Given data
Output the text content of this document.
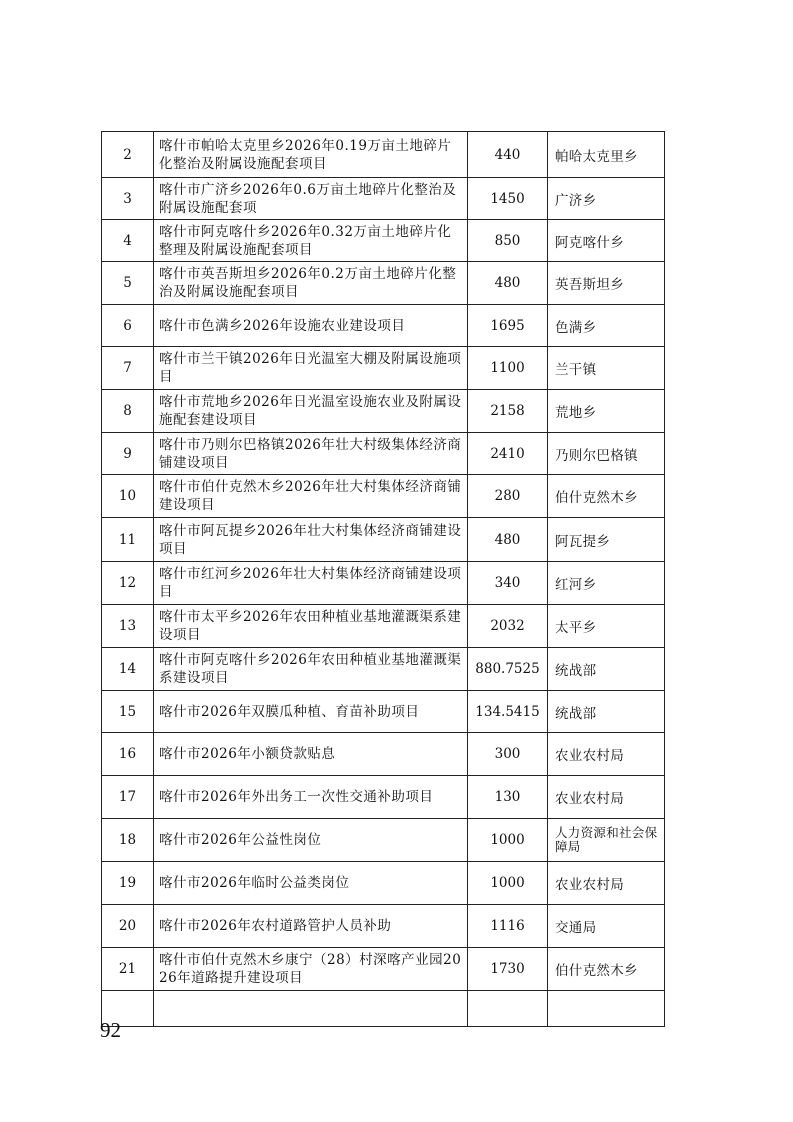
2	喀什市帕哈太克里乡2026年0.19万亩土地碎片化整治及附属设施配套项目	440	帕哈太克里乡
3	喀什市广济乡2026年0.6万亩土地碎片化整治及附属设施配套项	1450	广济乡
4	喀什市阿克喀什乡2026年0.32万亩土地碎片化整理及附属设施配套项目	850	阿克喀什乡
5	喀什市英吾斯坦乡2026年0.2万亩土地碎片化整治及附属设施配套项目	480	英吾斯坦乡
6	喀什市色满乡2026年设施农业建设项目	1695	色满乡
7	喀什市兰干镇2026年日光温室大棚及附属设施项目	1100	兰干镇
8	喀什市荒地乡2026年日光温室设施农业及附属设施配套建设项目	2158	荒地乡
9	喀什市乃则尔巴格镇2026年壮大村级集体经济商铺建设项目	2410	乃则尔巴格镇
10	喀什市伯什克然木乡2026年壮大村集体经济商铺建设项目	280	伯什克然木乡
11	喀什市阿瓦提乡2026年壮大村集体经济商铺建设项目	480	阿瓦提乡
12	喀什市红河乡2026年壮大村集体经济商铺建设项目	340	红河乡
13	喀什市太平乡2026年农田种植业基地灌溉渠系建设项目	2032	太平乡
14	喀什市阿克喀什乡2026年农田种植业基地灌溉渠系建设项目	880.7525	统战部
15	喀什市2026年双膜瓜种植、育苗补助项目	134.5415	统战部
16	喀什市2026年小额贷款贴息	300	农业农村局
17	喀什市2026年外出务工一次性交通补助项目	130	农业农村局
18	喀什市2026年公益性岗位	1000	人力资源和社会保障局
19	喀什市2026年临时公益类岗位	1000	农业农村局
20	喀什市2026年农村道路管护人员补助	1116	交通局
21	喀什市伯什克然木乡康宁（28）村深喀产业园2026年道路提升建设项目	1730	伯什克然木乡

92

==

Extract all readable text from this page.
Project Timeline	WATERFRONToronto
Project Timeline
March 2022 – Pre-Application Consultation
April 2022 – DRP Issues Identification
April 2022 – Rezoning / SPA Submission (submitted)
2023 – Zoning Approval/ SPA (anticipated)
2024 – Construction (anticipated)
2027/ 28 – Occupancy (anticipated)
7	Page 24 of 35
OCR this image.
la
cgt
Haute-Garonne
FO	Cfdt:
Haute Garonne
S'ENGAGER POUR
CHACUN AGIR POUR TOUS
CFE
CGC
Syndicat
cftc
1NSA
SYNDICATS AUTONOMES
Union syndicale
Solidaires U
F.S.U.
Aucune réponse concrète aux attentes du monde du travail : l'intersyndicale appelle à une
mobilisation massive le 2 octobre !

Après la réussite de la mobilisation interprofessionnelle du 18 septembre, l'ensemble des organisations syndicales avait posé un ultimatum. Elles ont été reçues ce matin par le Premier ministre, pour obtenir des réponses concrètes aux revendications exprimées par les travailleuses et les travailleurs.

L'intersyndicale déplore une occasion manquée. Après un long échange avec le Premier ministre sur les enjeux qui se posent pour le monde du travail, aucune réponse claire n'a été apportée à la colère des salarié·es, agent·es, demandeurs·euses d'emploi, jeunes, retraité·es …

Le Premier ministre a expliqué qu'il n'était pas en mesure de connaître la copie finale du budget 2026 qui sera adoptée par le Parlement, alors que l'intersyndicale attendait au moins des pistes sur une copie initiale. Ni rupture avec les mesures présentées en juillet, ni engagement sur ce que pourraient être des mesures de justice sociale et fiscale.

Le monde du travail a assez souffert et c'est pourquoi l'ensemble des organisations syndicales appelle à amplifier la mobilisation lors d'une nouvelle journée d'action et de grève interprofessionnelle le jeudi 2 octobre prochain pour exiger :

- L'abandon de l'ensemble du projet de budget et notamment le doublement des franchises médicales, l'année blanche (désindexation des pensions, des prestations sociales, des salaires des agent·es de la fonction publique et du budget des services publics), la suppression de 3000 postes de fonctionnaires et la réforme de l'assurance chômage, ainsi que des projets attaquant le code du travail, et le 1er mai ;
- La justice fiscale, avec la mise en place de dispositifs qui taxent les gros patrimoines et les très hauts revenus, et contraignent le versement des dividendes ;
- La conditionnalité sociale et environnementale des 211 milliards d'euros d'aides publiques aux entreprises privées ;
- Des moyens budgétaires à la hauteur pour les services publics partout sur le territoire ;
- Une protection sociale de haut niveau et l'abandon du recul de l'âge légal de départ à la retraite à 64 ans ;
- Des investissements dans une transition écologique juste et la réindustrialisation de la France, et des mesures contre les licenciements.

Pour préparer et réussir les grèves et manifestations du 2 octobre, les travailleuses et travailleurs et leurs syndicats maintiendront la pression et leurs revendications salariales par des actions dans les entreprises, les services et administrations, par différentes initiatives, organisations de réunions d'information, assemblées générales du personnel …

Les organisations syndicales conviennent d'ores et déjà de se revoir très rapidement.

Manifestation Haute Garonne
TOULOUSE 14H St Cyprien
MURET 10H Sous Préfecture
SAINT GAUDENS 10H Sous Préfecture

Task brief
From the entries, report each line that includes the word "mesures".

Response for this exercise
Le Premier ministre a expliqué qu'il n'était pas en mesure de connaître la copie finale du budget 2026 qui sera adoptée par le Parlement, alors que l'intersyndicale attendait au moins des pistes sur une copie initiale. Ni rupture avec les mesures présentées en juillet, ni engagement sur ce que pourraient être des mesures de justice sociale et fiscale.
- Des investissements dans une transition écologique juste et la réindustrialisation de la France, et des mesures contre les licenciements.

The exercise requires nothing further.